> INFORMATION GIVEN:

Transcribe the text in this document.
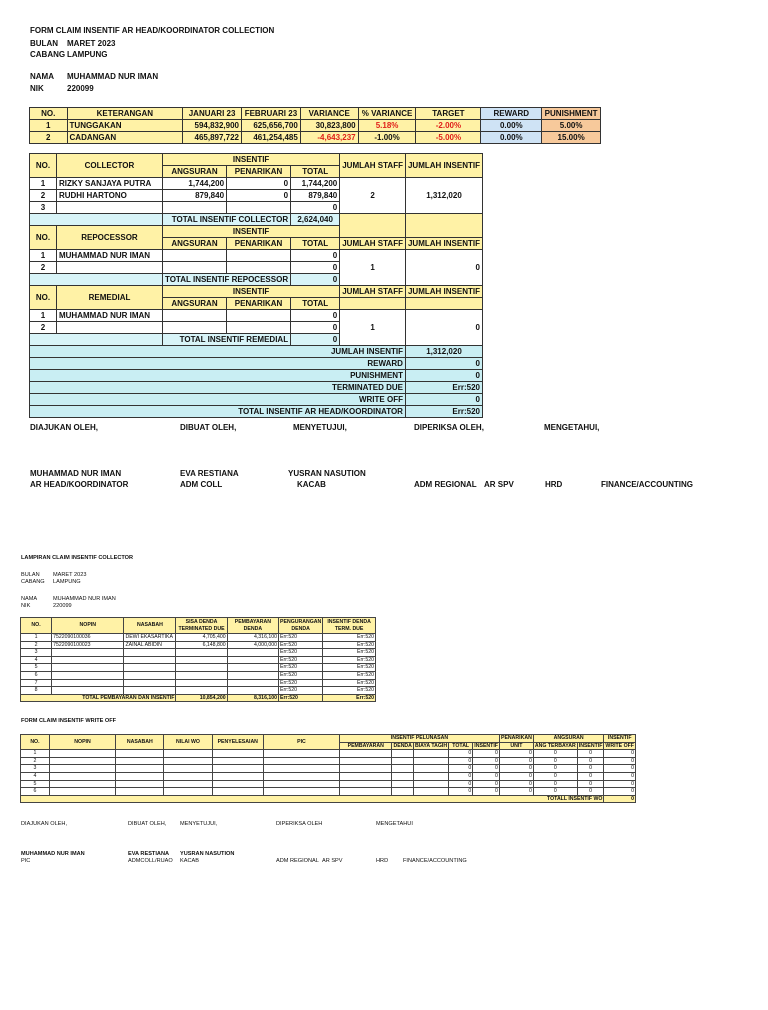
FORM CLAIM INSENTIF AR HEAD/KOORDINATOR COLLECTION
BULAN MARET 2023
CABANG LAMPUNG
NAMA MUHAMMAD NUR IMAN
NIK	220099
NO.	KETERANGAN	JANUARI 23	FEBRUARI 23	VARIANCE	% VARIANCE	TARGET	REWARD	PUNISHMENT
1	TUNGGAKAN	594,832,900	625,656,700	30,823,800	5.18%	-2.00%	0.00%	5.00%
2	CADANGAN	465,897,722	461,254,485	-4,643,237	-1.00%	-5.00%	0.00%	15.00%
NO.	COLLECTOR	INSENTIF			JUMLAH STAFF	JUMLAH INSENTIF
		ANGSURAN	PENARIKAN	TOTAL		
1	RIZKY SANJAYA PUTRA	1,744,200	0	1,744,200	2	1,312,020
2	RUDHI HARTONO	879,840	0	879,840		
3				0		
		TOTAL INSENTIF COLLECTOR		2,624,040		
NO.	REPOCESSOR	INSENTIF				
		ANGSURAN	PENARIKAN	TOTAL	JUMLAH STAFF	JUMLAH INSENTIF
1	MUHAMMAD NUR IMAN			0	1	0
2				0		
		TOTAL INSENTIF REPOCESSOR		0		
NO.	REMEDIAL	INSENTIF			JUMLAH STAFF	JUMLAH INSENTIF
		ANGSURAN	PENARIKAN	TOTAL		
1	MUHAMMAD NUR IMAN			0	1	0
2				0		
		TOTAL INSENTIF REMEDIAL		0		
JUMLAH INSENTIF						1,312,020
REWARD						0
PUNISHMENT						0
TERMINATED DUE						Err:520
WRITE OFF						0
TOTAL INSENTIF AR HEAD/KOORDINATOR						Err:520
DIAJUKAN OLEH,	DIBUAT OLEH,	MENYETUJUI,	DIPERIKSA OLEH,	MENGETAHUI,
MUHAMMAD NUR IMAN
AR HEAD/KOORDINATOR
EVA RESTIANA
ADM COLL
YUSRAN NASUTION
KACAB	ADM REGIONAL AR SPV	HRD	FINANCE/ACCOUNTING
LAMPIRAN CLAIM INSENTIF COLLECTOR
BULAN MARET 2023
CABANG LAMPUNG
NAMA	MUHAMMAD NUR IMAN
NIK	220099
NO.	NOPIN	NASABAH	SISA DENDA TERMINATED DUE	PEMBAYARAN DENDA	PENGURANGAN DENDA	INSENTIF DENDA TERM. DUE
1	7522090100036	DEWI EKASARTIKA	4,705,400	4,316,100	Err:520	Err:520
2	7522090100023	ZAINAL ABIDIN	6,148,800	4,000,000	Err:520	Err:520
3					Err:520	Err:520
4					Err:520	Err:520
5					Err:520	Err:520
6					Err:520	Err:520
7					Err:520	Err:520
8					Err:520	Err:520
TOTAL PEMBAYARAN DAN INSENTIF			10,854,200	8,316,100	Err:520	Err:520
FORM CLAIM INSENTIF WRITE OFF
NO.	NOPIN	NASABAH	NILAI WO	PENYELESAIAN	PIC	INSENTIF PELUNASAN					PENARIKAN	ANGSURAN		INSENTIF
						PEMBAYARAN	DENDA	BIAYA TAGIH	TOTAL	INSENTIF	UNIT	ANG TERBAYAR	INSENTIF	WRITE OFF
1									0	0	0	0	0	0
2									0	0	0	0	0	0
3									0	0	0	0	0	0
4									0	0	0	0	0	0
5									0	0	0	0	0	0
6									0	0	0	0	0	0
TOTALL INSENTIF WO														0
DIAJUKAN OLEH,	DIBUAT OLEH, MENYETUJUI,	DIPERIKSA OLEH	MENGETAHUI
MUHAMMAD NUR IMAN
PIC
EVA RESTIANA
ADMCOLL/RUAO
YUSRAN NASUTION
KACAB	ADM REGIONAL AR SPV	HRD	FINANCE/ACCOUNTING
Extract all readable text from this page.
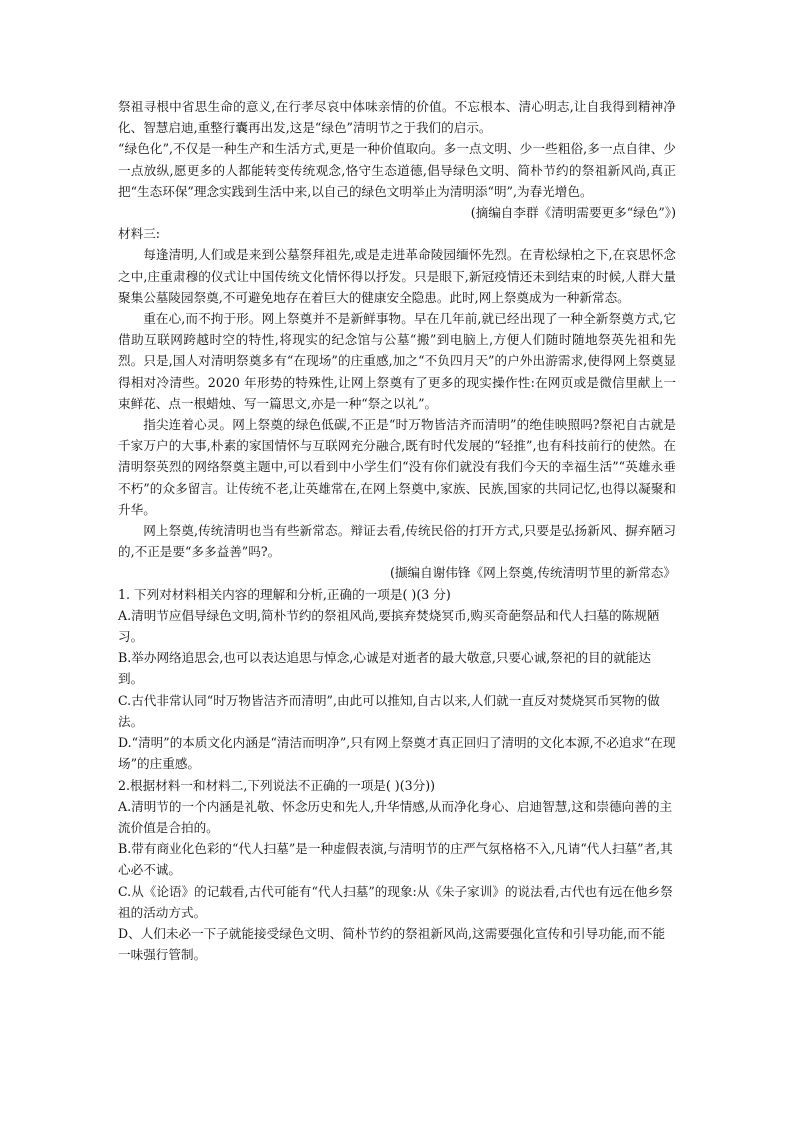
祭祖寻根中省思生命的意义,在行孝尽哀中体味亲情的价值。不忘根本、清心明志,让自我得到精神净化、智慧启迪,重整行囊再出发,这是“绿色”清明节之于我们的启示。

“绿色化”,不仅是一种生产和生活方式,更是一种价值取向。多一点文明、少一些粗俗,多一点自律、少一点放纵,愿更多的人都能转变传统观念,恪守生态道德,倡导绿色文明、简朴节约的祭祖新风尚,真正把“生态环保”理念实践到生活中来,以自己的绿色文明举止为清明添“明”,为春光增色。

(摘编自李群《清明需要更多“绿色”》)

材料三:

每逢清明,人们或是来到公墓祭拜祖先,或是走进革命陵园缅怀先烈。在青松绿柏之下,在哀思怀念之中,庄重肃穆的仪式让中国传统文化情怀得以抒发。只是眼下,新冠疫情还未到结束的时候,人群大量聚集公墓陵园祭奠,不可避免地存在着巨大的健康安全隐患。此时,网上祭奠成为一种新常态。

重在心,而不拘于形。网上祭奠并不是新鲜事物。早在几年前,就已经出现了一种全新祭奠方式,它借助互联网跨越时空的特性,将现实的纪念馆与公墓“搬”到电脑上,方便人们随时随地祭英先祖和先烈。只是,国人对清明祭奠多有“在现场”的庄重感,加之“不负四月天”的户外出游需求,使得网上祭奠显得相对冷清些。2020 年形势的特殊性,让网上祭奠有了更多的现实操作性:在网页或是微信里献上一束鲜花、点一根蜡烛、写一篇思文,亦是一种“祭之以礼”。

指尖连着心灵。网上祭奠的绿色低碳,不正是“时万物皆洁齐而清明”的绝佳映照吗?祭祀自古就是千家万户的大事,朴素的家国情怀与互联网充分融合,既有时代发展的“轻推”,也有科技前行的使然。在清明祭英烈的网络祭奠主题中,可以看到中小学生们“没有你们就没有我们今天的幸福生活”“英雄永垂不朽”的众多留言。让传统不老,让英雄常在,在网上祭奠中,家族、民族,国家的共同记忆,也得以凝聚和升华。

网上祭奠,传统清明也当有些新常态。辩证去看,传统民俗的打开方式,只要是弘扬新风、摒弃陋习的,不正是要“多多益善”吗?。

(撷编自谢伟锋《网上祭奠,传统清明节里的新常态》

1. 下列对材料相关内容的理解和分析,正确的一项是( )(3 分)

A.清明节应倡导绿色文明,简朴节约的祭祖风尚,要摈弃焚烧冥币,购买奇葩祭品和代人扫墓的陈规陋习。

B.举办网络追思会,也可以表达追思与悼念,心诚是对逝者的最大敬意,只要心诚,祭祀的目的就能达到。

C.古代非常认同“时万物皆洁齐而清明”,由此可以推知,自古以来,人们就一直反对焚烧冥币冥物的做法。

D.“清明”的本质文化内涵是“清洁而明净”,只有网上祭奠才真正回归了清明的文化本源,不必追求“在现场”的庄重感。

2.根据材料一和材料二,下列说法不正确的一项是( )(3分))

A.清明节的一个内涵是礼敬、怀念历史和先人,升华情感,从而净化身心、启迪智慧,这和崇德向善的主流价值是合拍的。

B.带有商业化色彩的“代人扫墓”是一种虚假表演,与清明节的庄严气氛格格不入,凡请“代人扫墓”者,其心必不诚。

C.从《论语》的记载看,古代可能有“代人扫墓”的现象:从《朱子家训》的说法看,古代也有远在他乡祭祖的活动方式。

D、人们未必一下子就能接受绿色文明、简朴节约的祭祖新风尚,这需要强化宣传和引导功能,而不能一味强行管制。
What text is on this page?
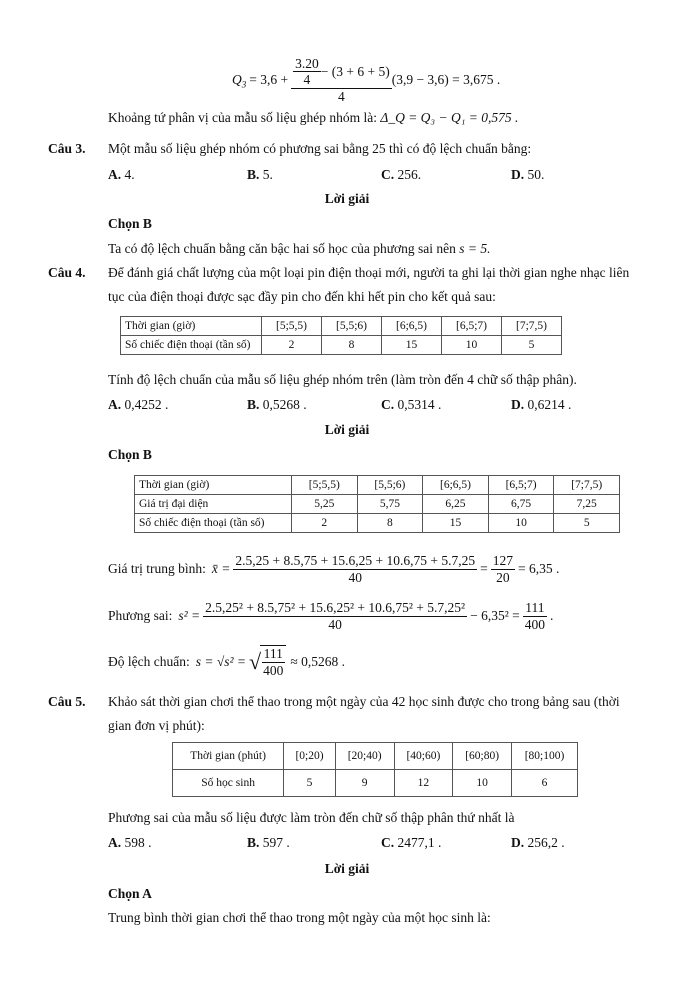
$Q_3 = 3,6 + \frac{\frac{3.20}{4} - (3 + 6 + 5)}{4} (3,9 - 3,6) = 3,675$ .
Khoảng tứ phân vị của mẫu số liệu ghép nhóm là: Δ_Q = Q₃ − Q₁ = 0,575 .
Câu 3. Một mẫu số liệu ghép nhóm có phương sai bằng 25 thì có độ lệch chuẩn bằng:
A. 4.	B. 5.	C. 256.	D. 50.
Lời giải
Chọn B
Ta có độ lệch chuẩn bằng căn bậc hai số học của phương sai nên s = 5.
Câu 4. Để đánh giá chất lượng của một loại pin điện thoại mới, người ta ghi lại thời gian nghe nhạc liên
tục của điện thoại được sạc đầy pin cho đến khi hết pin cho kết quả sau:
Thời gian (giờ)	[5;5,5)	[5,5;6)	[6;6,5)	[6,5;7)	[7;7,5)
Số chiếc điện thoại (tần số)	2	8	15	10	5
Tính độ lệch chuẩn của mẫu số liệu ghép nhóm trên (làm tròn đến 4 chữ số thập phân).
A. 0,4252 .	B. 0,5268 .	C. 0,5314 .	D. 0,6214 .
Lời giải
Chọn B
Thời gian (giờ)	[5;5,5)	[5,5;6)	[6;6,5)	[6,5;7)	[7;7,5)
Giá trị đại diện	5,25	5,75	6,25	6,75	7,25
Số chiếc điện thoại (tần số)	2	8	15	10	5
Giá trị trung bình: x̄ = $\frac{2.5,25 + 8.5,75 + 15.6,25 + 10.6,75 + 5.7,25}{40} = \frac{127}{20} = 6,35$ .
Phương sai: $s^2 = \frac{\text{2.5,25² + 8.5,75² + 15.6,25² + 10.6,75² + 5.7,25²}}{40} - 6,35^2 = \frac{111}{400}$ .
Độ lệch chuẩn: s = √s² = √ $\frac{111}{400} \approx 0,5268$ .
Câu 5. Khảo sát thời gian chơi thể thao trong một ngày của 42 học sinh được cho trong bảng sau (thời
gian đơn vị phút):
Thời gian (phút)	[0;20)	[20;40)	[40;60)	[60;80)	[80;100)
Số học sinh	5	9	12	10	6
Phương sai của mẫu số liệu được làm tròn đến chữ số thập phân thứ nhất là
A. 598 .	B. 597 .	C. 2477,1 .	D. 256,2 .
Lời giải
Chọn A
Trung bình thời gian chơi thể thao trong một ngày của một học sinh là:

> THE EXERCISE: Output each line of the listing above, word for word, from the one holding "What text is on this page?" through the last line, both included; omit the pictures.

> OUTPUT FOR THIS EXERCISE:
What text is on this page?
$Q_3 = 3,6 + \frac{\frac{3.20}{4} - (3 + 6 + 5)}{4} (3,9 - 3,6) = 3,675$ .
Khoảng tứ phân vị của mẫu số liệu ghép nhóm là: Δ_Q = Q₃ − Q₁ = 0,575 .
Câu 3. Một mẫu số liệu ghép nhóm có phương sai bằng 25 thì có độ lệch chuẩn bằng:
A. 4.	B. 5.	C. 256.	D. 50.
Lời giải
Chọn B
Ta có độ lệch chuẩn bằng căn bậc hai số học của phương sai nên s = 5.
Câu 4. Để đánh giá chất lượng của một loại pin điện thoại mới, người ta ghi lại thời gian nghe nhạc liên
tục của điện thoại được sạc đầy pin cho đến khi hết pin cho kết quả sau:
Thời gian (giờ)	[5;5,5)	[5,5;6)	[6;6,5)	[6,5;7)	[7;7,5)
Số chiếc điện thoại (tần số)	2	8	15	10	5
Tính độ lệch chuẩn của mẫu số liệu ghép nhóm trên (làm tròn đến 4 chữ số thập phân).
A. 0,4252 .	B. 0,5268 .	C. 0,5314 .	D. 0,6214 .
Lời giải
Chọn B
Thời gian (giờ)	[5;5,5)	[5,5;6)	[6;6,5)	[6,5;7)	[7;7,5)
Giá trị đại diện	5,25	5,75	6,25	6,75	7,25
Số chiếc điện thoại (tần số)	2	8	15	10	5
Giá trị trung bình: x̄ = $\frac{2.5,25 + 8.5,75 + 15.6,25 + 10.6,75 + 5.7,25}{40} = \frac{127}{20} = 6,35$ .
Phương sai: $s^2 = \frac{\text{2.5,25² + 8.5,75² + 15.6,25² + 10.6,75² + 5.7,25²}}{40} - 6,35^2 = \frac{111}{400}$ .
Độ lệch chuẩn: s = √s² = √ $\frac{111}{400} \approx 0,5268$ .
Câu 5. Khảo sát thời gian chơi thể thao trong một ngày của 42 học sinh được cho trong bảng sau (thời
gian đơn vị phút):
Thời gian (phút)	[0;20)	[20;40)	[40;60)	[60;80)	[80;100)
Số học sinh	5	9	12	10	6
Phương sai của mẫu số liệu được làm tròn đến chữ số thập phân thứ nhất là
A. 598 .	B. 597 .	C. 2477,1 .	D. 256,2 .
Lời giải
Chọn A
Trung bình thời gian chơi thể thao trong một ngày của một học sinh là:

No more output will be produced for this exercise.